**GIVEN PROBLEM:** In the entries, find all lines that hold the word "What" and copy them.

**DATA TO USE:**
────────────────
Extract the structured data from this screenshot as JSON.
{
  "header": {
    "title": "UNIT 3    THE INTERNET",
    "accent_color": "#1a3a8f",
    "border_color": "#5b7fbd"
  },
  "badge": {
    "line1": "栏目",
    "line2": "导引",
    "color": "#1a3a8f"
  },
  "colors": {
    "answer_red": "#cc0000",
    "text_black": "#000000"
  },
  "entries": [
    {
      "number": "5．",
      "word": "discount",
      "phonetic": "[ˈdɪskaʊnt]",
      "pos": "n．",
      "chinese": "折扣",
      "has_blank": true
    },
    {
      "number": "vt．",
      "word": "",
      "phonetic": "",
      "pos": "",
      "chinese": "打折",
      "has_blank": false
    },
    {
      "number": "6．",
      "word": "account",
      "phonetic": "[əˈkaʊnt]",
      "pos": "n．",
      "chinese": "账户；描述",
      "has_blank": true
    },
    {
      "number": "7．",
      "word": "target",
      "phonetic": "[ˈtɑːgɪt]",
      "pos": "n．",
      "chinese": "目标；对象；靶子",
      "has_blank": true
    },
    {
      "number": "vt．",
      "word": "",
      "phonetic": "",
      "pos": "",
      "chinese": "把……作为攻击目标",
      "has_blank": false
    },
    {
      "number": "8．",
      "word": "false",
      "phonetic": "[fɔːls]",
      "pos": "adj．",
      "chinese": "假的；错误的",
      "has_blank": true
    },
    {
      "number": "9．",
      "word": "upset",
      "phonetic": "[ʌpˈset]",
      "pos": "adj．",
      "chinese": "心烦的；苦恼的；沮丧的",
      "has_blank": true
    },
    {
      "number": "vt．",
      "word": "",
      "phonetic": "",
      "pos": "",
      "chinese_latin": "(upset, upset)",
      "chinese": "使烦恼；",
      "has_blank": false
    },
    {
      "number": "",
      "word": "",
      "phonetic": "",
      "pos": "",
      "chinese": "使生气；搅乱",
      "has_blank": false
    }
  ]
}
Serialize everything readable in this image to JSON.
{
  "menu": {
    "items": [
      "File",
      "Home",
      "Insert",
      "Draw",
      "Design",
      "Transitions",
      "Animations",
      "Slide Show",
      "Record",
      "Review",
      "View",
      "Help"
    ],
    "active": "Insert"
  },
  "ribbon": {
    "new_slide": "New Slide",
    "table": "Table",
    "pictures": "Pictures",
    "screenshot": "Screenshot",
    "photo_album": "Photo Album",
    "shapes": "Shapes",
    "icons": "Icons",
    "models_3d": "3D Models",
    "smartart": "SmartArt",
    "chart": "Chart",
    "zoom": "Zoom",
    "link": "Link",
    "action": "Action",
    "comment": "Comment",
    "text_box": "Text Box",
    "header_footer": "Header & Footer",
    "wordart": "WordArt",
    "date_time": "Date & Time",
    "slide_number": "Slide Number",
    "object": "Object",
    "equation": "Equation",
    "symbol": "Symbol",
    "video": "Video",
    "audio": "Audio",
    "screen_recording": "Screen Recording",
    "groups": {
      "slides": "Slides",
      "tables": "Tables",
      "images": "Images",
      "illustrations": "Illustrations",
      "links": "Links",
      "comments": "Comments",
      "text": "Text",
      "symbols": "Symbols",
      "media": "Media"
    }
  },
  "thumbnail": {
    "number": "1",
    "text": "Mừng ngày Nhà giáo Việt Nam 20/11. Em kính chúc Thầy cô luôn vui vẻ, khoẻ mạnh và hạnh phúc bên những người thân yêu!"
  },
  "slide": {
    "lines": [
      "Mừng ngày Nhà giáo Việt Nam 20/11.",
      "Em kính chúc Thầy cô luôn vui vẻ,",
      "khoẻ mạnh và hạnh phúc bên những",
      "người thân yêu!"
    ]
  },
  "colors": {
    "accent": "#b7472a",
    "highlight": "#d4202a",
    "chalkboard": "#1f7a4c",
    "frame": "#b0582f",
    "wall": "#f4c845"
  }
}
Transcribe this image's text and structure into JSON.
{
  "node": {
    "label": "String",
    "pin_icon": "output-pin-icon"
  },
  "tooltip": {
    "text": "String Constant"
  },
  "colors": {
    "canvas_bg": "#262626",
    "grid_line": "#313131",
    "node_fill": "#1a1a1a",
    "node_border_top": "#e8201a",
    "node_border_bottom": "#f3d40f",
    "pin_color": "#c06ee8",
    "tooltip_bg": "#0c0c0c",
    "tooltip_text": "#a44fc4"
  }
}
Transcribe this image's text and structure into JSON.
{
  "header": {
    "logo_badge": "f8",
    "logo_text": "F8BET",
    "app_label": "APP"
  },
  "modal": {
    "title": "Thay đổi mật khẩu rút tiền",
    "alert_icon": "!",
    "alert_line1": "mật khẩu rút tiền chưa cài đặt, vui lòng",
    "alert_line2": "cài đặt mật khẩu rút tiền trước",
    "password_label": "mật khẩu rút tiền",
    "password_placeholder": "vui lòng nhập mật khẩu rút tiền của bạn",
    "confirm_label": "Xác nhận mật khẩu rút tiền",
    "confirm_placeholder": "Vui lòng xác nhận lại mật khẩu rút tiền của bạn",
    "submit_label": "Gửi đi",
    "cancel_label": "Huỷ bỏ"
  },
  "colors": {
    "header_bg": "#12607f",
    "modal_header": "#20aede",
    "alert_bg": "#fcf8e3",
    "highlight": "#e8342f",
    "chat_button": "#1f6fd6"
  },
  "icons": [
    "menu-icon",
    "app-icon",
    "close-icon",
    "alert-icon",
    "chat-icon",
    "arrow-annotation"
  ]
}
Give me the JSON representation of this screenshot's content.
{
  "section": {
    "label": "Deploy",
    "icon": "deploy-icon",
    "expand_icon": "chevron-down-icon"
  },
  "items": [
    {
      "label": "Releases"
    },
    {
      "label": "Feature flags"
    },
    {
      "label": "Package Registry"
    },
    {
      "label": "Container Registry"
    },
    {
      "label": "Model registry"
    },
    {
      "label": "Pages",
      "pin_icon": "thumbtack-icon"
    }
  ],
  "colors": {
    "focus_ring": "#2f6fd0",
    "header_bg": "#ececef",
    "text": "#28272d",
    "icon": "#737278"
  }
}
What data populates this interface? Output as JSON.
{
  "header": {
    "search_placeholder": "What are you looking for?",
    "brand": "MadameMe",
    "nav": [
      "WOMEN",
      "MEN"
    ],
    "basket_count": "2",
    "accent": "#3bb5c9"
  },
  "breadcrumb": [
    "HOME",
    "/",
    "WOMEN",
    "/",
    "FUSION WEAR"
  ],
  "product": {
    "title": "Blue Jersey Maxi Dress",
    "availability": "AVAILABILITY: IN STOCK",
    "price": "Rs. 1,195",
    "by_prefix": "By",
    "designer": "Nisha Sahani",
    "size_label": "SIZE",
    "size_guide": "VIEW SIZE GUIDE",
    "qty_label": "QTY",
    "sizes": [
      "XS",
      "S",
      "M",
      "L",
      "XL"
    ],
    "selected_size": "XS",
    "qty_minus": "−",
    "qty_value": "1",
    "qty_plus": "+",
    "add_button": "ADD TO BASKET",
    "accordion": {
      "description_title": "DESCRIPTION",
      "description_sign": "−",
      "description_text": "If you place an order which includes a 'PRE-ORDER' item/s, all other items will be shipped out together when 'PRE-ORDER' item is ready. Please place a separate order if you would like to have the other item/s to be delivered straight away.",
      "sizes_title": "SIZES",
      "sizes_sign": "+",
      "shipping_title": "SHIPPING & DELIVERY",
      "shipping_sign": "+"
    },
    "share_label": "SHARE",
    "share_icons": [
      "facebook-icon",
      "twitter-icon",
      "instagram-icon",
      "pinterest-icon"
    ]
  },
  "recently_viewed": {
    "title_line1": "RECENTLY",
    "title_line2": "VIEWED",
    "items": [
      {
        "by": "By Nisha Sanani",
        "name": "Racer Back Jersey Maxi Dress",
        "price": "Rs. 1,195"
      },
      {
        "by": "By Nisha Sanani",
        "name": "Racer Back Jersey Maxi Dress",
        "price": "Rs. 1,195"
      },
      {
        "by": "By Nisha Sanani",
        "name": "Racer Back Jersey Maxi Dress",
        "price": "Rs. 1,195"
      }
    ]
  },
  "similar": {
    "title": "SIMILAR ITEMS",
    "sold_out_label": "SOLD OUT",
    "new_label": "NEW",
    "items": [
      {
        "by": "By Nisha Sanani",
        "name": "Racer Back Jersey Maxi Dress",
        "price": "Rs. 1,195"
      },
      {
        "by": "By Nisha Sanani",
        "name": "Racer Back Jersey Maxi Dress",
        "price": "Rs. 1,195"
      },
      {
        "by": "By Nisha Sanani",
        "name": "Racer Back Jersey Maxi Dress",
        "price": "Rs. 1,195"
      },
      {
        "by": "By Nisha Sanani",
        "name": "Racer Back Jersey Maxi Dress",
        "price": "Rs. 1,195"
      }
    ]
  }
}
────────────────
**EXERCISE RESPONSE:**
What data populates this interface? Output as JSON.
    "search_placeholder": "What are you looking for?",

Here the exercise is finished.